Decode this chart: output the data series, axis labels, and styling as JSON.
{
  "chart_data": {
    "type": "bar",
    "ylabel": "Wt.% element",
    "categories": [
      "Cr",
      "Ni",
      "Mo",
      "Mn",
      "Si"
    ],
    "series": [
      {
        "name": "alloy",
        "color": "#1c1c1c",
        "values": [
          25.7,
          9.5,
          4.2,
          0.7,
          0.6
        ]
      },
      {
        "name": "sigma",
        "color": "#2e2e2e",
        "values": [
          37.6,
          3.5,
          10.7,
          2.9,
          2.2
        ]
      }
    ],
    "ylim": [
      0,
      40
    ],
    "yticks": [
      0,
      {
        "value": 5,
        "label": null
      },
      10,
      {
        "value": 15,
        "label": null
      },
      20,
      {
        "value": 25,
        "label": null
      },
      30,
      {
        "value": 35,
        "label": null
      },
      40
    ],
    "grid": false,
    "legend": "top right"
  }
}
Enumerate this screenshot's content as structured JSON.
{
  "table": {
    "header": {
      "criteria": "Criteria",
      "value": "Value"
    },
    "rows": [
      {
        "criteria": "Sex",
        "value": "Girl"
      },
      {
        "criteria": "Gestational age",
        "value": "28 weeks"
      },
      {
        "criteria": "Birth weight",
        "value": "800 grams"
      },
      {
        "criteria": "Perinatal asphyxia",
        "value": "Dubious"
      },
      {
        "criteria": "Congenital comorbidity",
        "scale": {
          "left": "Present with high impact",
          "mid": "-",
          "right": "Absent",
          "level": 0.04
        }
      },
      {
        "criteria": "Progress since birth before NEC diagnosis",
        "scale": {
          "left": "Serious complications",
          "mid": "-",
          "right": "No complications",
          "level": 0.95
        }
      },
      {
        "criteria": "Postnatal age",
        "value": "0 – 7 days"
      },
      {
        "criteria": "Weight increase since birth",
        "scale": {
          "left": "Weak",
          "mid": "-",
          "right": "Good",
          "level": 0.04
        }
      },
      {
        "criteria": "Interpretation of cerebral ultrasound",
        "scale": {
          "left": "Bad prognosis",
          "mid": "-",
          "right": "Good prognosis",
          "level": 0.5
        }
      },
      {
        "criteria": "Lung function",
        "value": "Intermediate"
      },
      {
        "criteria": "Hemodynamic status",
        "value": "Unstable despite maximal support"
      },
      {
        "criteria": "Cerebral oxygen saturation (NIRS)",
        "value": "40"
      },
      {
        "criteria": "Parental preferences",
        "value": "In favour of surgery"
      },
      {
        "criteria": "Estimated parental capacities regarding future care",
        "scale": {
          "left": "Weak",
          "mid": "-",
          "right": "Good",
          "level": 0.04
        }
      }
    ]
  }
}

WHAT THE EXERCISE ASKS.
Copy every line of the material in which the word "prognosis" occurs.

WRITTEN SOLUTION.
          "left": "Bad prognosis",
          "right": "Good prognosis",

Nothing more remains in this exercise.